DO THIS
Report each line of the material below that contains the string "confidence".

---------- SOURCE MATERIAL

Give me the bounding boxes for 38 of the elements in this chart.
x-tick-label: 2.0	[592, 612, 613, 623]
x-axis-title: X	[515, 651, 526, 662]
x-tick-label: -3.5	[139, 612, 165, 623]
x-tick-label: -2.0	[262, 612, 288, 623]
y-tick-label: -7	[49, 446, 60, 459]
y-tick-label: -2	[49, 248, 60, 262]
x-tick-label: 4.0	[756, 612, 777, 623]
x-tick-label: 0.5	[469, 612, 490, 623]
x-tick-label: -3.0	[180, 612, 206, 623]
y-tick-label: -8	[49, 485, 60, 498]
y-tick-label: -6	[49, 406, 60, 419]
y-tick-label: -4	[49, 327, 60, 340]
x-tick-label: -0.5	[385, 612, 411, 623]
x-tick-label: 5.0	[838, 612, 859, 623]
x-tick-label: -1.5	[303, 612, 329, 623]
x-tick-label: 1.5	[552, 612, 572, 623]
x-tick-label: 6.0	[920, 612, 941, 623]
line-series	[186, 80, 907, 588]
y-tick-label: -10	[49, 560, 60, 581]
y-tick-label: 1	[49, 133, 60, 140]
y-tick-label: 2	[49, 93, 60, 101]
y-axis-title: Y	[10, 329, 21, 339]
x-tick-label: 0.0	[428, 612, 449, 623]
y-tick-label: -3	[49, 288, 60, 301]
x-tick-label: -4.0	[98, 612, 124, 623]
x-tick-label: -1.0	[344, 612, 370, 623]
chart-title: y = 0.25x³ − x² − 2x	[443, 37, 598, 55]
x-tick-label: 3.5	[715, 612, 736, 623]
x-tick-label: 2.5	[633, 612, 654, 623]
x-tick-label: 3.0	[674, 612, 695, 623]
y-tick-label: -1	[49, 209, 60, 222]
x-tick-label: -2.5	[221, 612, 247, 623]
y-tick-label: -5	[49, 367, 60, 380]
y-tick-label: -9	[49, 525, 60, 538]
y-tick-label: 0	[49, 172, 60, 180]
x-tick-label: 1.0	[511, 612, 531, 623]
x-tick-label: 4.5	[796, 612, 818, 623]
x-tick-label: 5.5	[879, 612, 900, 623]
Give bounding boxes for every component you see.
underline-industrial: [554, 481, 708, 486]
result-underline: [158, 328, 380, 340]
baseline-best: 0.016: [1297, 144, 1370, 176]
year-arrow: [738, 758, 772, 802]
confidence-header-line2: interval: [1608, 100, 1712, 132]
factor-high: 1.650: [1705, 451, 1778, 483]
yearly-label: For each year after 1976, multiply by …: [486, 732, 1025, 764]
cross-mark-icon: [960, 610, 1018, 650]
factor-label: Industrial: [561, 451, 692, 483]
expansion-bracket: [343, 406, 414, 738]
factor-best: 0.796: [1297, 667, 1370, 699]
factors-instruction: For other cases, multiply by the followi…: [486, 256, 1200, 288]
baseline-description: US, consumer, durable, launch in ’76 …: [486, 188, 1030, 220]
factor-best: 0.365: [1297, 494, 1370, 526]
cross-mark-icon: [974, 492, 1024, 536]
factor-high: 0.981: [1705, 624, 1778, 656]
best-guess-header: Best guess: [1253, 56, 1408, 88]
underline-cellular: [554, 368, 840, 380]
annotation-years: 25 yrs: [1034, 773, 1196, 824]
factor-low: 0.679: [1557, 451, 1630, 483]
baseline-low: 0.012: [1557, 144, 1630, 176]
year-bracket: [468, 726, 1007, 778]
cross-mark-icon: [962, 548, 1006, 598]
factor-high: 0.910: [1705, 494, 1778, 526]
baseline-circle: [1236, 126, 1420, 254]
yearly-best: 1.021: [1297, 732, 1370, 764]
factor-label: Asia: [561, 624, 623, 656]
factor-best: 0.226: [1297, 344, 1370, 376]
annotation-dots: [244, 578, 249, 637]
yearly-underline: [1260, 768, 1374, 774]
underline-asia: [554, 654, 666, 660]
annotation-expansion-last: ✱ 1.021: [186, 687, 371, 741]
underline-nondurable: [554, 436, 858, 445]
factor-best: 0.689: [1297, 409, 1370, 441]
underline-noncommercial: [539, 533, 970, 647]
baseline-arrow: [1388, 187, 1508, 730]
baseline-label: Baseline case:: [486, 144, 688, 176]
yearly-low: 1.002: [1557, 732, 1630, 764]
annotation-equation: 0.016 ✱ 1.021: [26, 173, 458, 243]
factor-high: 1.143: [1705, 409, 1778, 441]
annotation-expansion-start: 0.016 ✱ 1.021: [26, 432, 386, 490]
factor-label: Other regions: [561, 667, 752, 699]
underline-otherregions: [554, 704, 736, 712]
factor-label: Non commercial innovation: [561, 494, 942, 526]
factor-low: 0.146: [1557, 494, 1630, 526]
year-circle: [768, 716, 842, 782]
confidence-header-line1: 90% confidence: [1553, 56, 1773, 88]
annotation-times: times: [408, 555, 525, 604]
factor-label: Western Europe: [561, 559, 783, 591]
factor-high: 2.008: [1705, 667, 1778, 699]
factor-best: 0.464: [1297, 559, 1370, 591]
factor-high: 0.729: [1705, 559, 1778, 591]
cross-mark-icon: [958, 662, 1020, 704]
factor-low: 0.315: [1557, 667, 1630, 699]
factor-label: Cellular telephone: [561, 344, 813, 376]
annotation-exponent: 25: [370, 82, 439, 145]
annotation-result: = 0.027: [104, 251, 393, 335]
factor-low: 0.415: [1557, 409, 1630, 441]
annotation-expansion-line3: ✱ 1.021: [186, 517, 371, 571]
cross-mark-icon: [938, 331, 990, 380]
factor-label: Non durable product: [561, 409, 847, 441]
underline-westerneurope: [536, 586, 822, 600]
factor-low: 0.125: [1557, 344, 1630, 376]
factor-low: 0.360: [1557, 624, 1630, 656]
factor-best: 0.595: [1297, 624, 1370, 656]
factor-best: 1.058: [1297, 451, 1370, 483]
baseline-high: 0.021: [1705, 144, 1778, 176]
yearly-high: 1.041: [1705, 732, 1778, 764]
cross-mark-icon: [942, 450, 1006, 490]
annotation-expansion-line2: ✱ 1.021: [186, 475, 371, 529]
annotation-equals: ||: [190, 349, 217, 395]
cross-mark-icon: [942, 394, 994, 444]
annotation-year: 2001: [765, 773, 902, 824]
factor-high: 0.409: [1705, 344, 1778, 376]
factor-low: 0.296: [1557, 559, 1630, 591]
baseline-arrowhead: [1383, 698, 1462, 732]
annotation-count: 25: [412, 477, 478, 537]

--------------------

THE ANSWER
confidence-header-line2: interval: [1608, 100, 1712, 132]
confidence-header-line1: 90% confidence: [1553, 56, 1773, 88]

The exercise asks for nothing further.